_Directions for this task_.
Search the records for the word "JSON" and pick out every line that has it.

_Supplied material_.

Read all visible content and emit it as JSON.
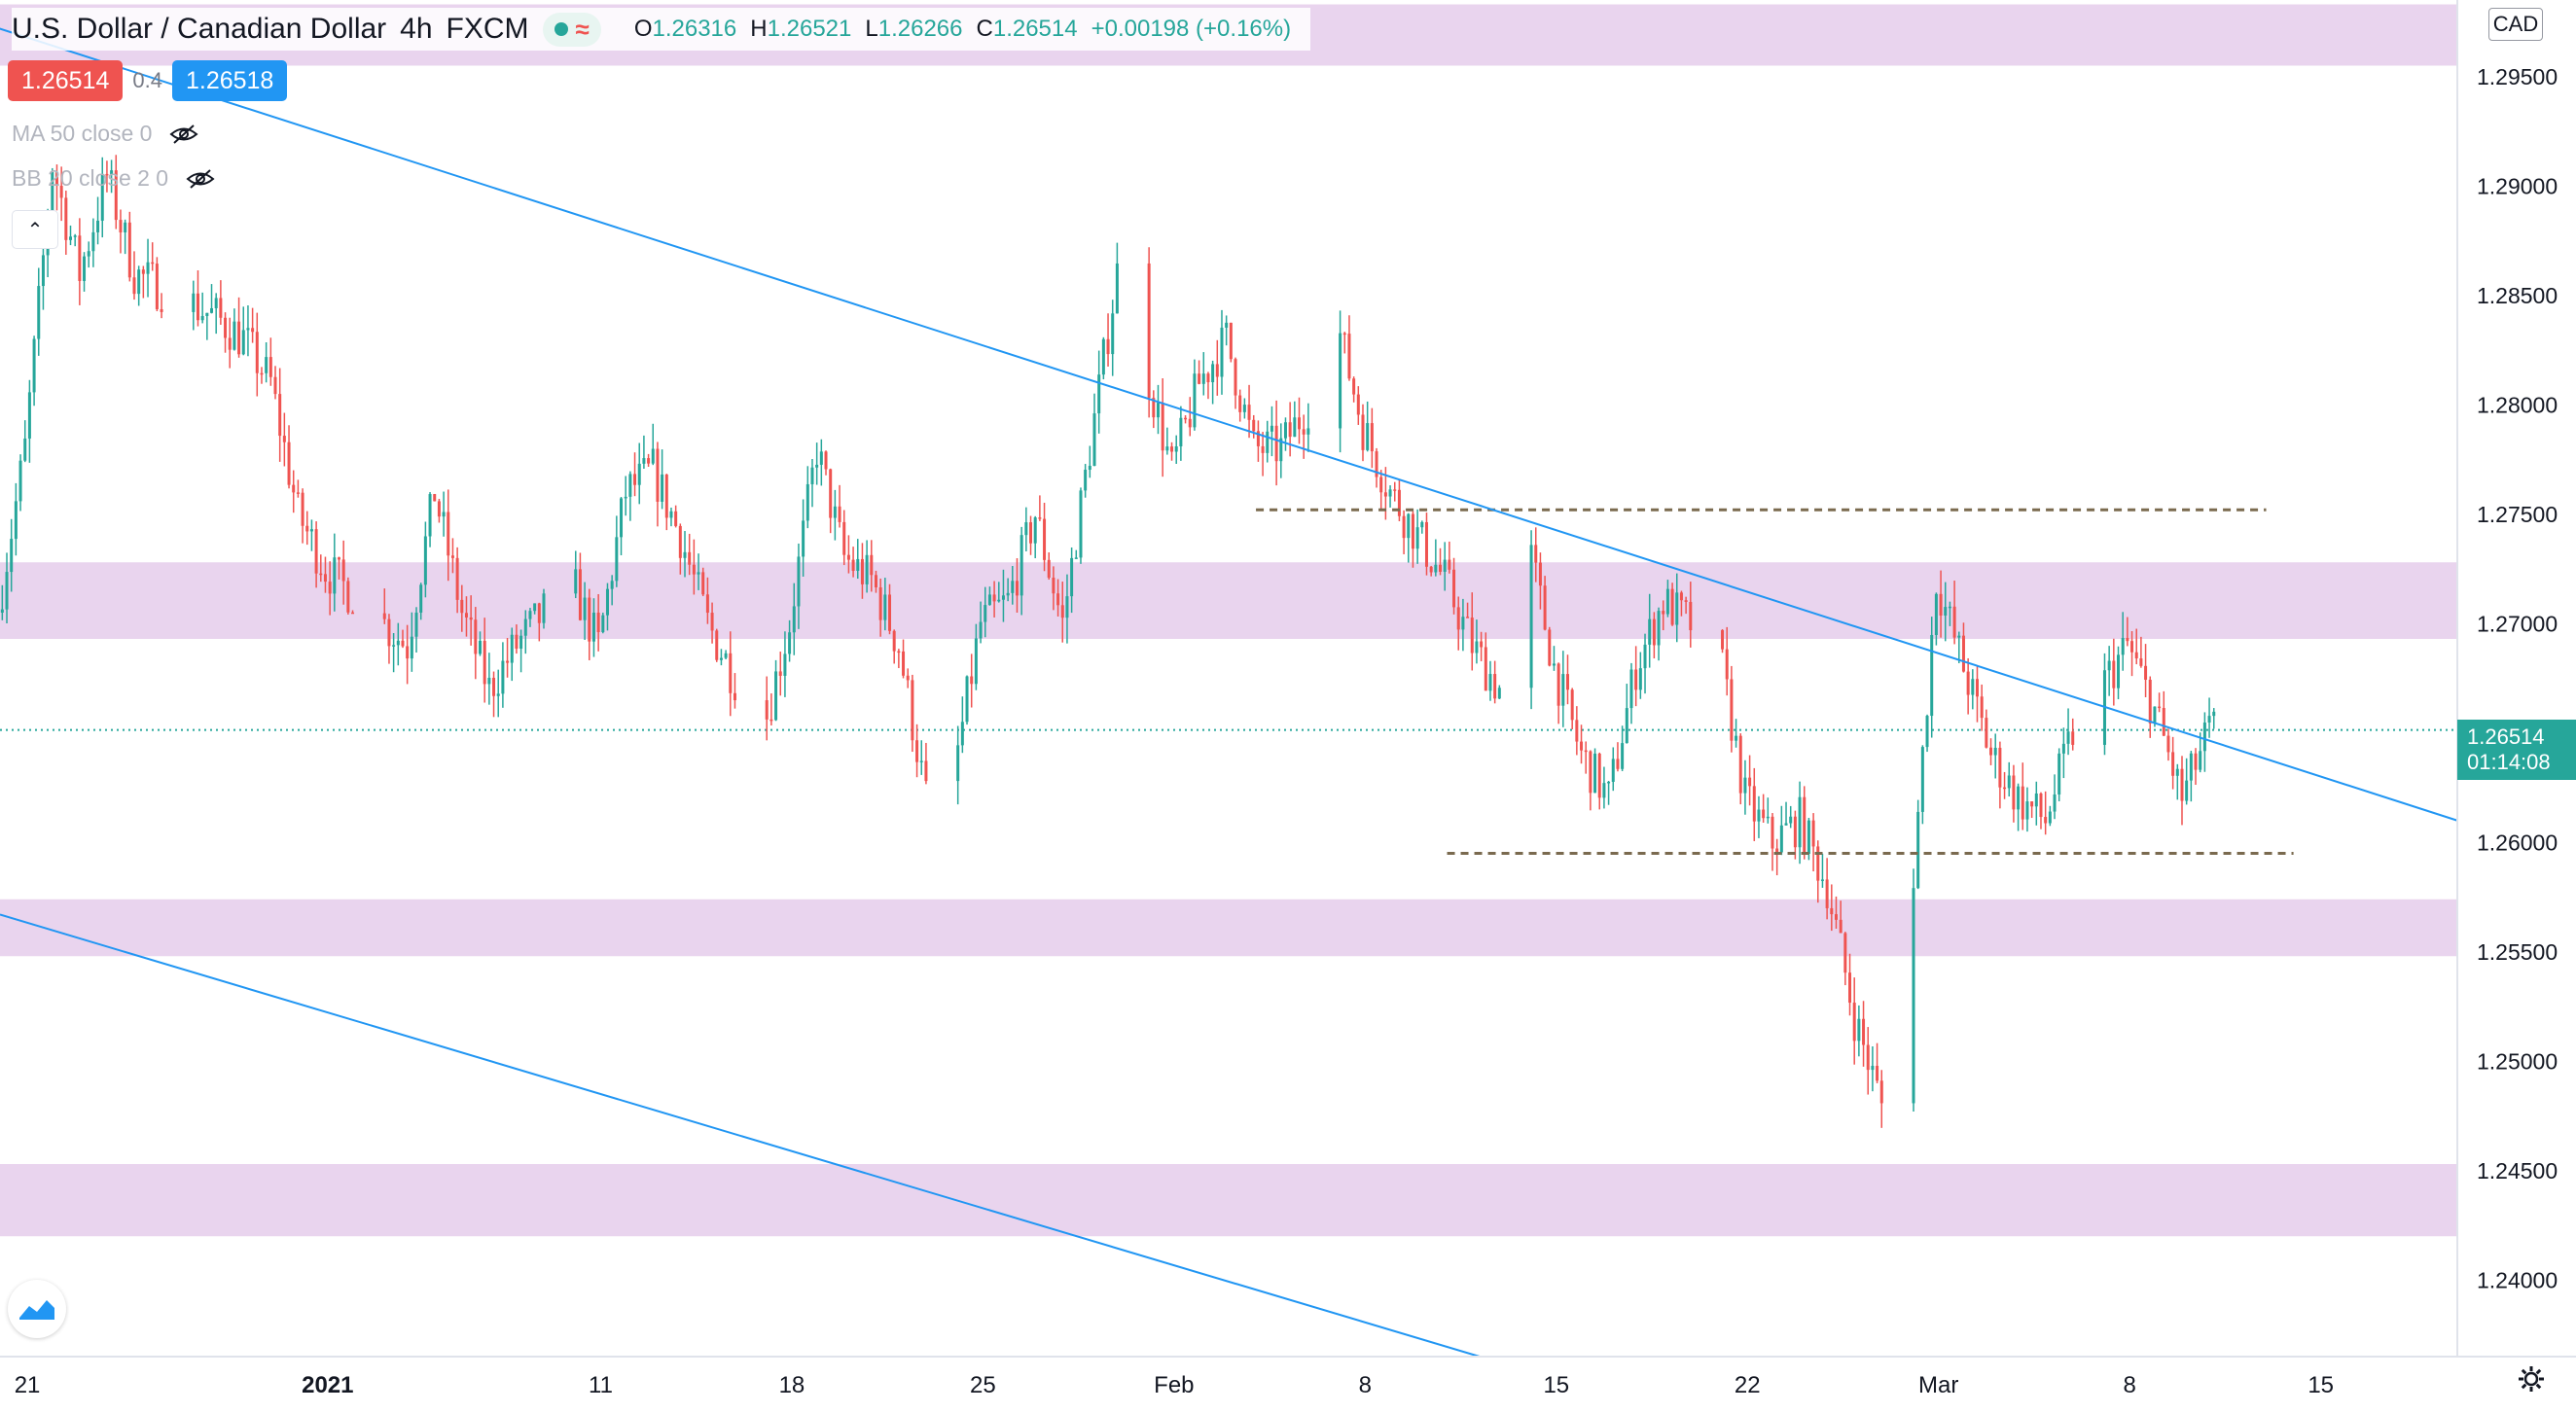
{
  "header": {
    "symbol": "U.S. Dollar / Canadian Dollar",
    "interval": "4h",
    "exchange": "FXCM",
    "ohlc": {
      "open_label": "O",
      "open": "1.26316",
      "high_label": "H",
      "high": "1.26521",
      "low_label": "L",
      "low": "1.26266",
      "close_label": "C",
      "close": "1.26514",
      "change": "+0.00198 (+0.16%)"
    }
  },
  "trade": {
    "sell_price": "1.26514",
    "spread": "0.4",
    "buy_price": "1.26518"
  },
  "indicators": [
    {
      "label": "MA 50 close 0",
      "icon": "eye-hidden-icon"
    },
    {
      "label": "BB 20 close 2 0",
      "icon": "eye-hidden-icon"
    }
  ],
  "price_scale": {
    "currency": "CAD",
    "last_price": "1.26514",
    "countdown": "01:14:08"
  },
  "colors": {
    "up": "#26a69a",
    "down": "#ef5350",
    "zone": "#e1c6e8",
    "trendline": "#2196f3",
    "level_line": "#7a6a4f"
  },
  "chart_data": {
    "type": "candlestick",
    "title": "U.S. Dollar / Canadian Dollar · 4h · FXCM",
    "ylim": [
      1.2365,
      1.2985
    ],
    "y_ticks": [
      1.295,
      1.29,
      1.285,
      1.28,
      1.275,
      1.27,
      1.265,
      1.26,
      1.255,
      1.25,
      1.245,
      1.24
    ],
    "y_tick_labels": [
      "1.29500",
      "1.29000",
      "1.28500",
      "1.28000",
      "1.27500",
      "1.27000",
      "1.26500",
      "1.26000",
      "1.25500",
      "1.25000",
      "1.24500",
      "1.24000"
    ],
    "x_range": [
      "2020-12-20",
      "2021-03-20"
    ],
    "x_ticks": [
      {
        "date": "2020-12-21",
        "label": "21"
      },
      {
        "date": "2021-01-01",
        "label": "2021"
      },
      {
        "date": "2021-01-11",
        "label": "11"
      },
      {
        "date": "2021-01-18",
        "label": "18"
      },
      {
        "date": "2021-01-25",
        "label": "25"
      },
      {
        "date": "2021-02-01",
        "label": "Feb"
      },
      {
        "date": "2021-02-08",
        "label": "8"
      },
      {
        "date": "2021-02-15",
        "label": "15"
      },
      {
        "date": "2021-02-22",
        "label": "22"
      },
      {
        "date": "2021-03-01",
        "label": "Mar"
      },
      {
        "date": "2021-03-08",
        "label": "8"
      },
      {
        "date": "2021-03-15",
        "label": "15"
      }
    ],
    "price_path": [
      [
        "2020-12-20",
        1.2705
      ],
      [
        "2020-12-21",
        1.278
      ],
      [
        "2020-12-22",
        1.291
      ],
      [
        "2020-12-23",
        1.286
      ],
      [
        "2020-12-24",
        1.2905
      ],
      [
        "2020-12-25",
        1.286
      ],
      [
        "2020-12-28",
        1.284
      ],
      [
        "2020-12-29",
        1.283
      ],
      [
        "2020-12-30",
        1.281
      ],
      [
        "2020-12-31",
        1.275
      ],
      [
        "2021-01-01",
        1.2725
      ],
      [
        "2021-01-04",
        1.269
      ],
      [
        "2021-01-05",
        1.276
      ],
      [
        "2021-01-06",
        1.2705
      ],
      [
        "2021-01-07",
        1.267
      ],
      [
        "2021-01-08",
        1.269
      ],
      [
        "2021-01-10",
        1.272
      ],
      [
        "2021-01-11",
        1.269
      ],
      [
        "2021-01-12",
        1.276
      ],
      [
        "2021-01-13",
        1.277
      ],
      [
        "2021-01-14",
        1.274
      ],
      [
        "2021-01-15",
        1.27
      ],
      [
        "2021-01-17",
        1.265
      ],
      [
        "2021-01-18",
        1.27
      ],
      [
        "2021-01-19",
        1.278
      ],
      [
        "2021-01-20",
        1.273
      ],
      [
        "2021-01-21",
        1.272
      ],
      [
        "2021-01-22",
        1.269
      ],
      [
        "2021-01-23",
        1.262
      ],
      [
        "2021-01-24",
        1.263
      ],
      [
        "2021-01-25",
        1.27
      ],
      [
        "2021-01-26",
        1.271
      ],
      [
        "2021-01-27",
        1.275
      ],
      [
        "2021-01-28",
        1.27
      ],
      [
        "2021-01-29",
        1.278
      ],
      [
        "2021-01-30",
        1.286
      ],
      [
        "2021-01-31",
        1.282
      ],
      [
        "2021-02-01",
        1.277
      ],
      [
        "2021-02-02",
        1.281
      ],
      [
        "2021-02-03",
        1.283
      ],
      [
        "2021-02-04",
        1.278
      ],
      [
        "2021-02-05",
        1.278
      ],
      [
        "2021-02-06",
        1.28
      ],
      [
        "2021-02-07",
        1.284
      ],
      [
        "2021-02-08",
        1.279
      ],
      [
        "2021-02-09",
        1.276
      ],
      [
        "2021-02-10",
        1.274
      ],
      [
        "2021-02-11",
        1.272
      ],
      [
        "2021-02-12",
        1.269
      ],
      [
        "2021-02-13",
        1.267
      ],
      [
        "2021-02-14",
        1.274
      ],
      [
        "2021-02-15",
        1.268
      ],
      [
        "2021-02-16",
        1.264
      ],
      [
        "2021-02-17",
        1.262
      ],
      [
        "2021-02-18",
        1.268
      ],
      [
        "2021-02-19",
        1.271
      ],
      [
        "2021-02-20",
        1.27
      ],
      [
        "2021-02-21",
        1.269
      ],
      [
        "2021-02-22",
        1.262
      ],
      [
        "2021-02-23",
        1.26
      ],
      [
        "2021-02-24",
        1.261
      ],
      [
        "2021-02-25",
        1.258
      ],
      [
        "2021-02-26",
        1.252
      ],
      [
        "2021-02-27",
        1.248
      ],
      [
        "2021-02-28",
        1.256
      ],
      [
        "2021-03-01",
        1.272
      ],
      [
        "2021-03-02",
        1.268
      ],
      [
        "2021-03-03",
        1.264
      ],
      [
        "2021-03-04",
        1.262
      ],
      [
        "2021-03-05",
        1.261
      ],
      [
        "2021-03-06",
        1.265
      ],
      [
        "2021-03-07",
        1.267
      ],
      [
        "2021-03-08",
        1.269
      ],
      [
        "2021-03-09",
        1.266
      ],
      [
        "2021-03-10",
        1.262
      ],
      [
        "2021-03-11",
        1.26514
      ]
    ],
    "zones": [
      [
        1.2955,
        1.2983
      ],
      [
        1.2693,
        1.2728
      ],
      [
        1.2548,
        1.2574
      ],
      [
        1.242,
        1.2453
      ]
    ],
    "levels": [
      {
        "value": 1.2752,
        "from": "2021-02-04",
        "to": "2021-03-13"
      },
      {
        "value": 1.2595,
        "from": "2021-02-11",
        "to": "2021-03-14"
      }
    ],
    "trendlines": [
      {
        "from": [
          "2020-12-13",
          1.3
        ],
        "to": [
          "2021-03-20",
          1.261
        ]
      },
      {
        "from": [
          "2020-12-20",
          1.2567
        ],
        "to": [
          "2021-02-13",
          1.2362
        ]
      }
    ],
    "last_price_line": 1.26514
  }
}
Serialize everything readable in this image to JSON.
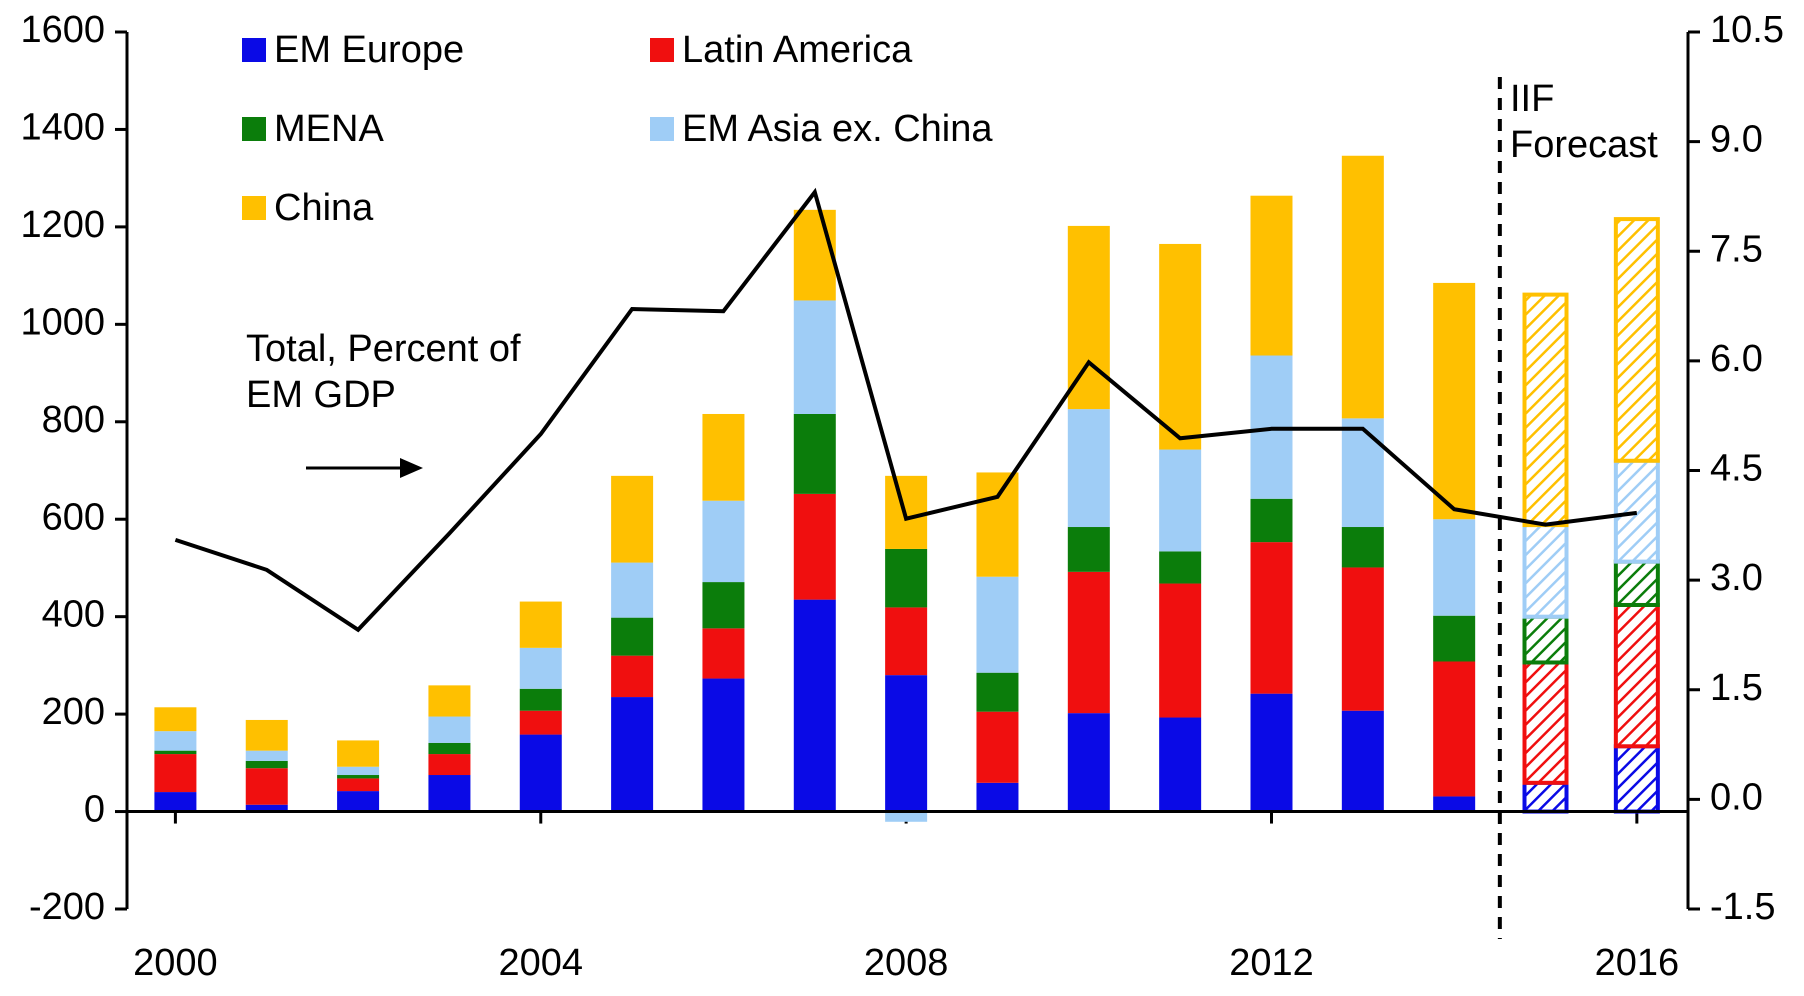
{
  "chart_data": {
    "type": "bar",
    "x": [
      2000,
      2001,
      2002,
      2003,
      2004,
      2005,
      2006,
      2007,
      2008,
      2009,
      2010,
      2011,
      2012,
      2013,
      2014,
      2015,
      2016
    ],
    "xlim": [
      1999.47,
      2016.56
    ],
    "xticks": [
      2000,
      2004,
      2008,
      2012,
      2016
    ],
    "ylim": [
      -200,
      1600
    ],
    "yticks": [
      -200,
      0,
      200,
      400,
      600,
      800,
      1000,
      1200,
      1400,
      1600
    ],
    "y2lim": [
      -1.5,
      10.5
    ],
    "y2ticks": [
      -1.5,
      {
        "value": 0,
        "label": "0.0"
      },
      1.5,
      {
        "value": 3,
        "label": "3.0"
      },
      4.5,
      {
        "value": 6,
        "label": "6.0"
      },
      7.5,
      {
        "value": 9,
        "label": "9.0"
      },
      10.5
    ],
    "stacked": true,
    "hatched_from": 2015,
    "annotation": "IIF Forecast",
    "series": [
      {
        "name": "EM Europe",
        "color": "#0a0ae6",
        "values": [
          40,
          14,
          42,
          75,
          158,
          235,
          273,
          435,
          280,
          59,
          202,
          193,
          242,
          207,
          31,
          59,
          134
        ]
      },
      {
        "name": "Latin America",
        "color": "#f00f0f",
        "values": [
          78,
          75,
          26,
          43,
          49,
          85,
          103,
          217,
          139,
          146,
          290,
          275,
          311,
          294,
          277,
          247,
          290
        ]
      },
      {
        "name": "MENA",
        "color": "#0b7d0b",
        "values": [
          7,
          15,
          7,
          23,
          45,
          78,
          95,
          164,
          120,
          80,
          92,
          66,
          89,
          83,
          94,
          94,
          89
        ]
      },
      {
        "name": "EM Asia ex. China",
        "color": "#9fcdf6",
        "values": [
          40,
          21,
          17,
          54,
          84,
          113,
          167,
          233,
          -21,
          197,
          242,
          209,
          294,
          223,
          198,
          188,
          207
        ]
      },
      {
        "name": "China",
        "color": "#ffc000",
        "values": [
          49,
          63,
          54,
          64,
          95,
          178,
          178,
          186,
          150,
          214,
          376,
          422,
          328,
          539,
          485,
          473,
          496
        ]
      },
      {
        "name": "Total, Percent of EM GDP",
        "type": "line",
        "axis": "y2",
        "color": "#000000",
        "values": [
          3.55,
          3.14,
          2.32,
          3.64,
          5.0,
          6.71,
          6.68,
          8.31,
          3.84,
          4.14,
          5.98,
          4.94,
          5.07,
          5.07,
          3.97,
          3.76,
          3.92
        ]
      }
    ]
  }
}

_Completed exercise_.
Read all visible content and emit it as JSON.
Serialize everything readable in this image to JSON.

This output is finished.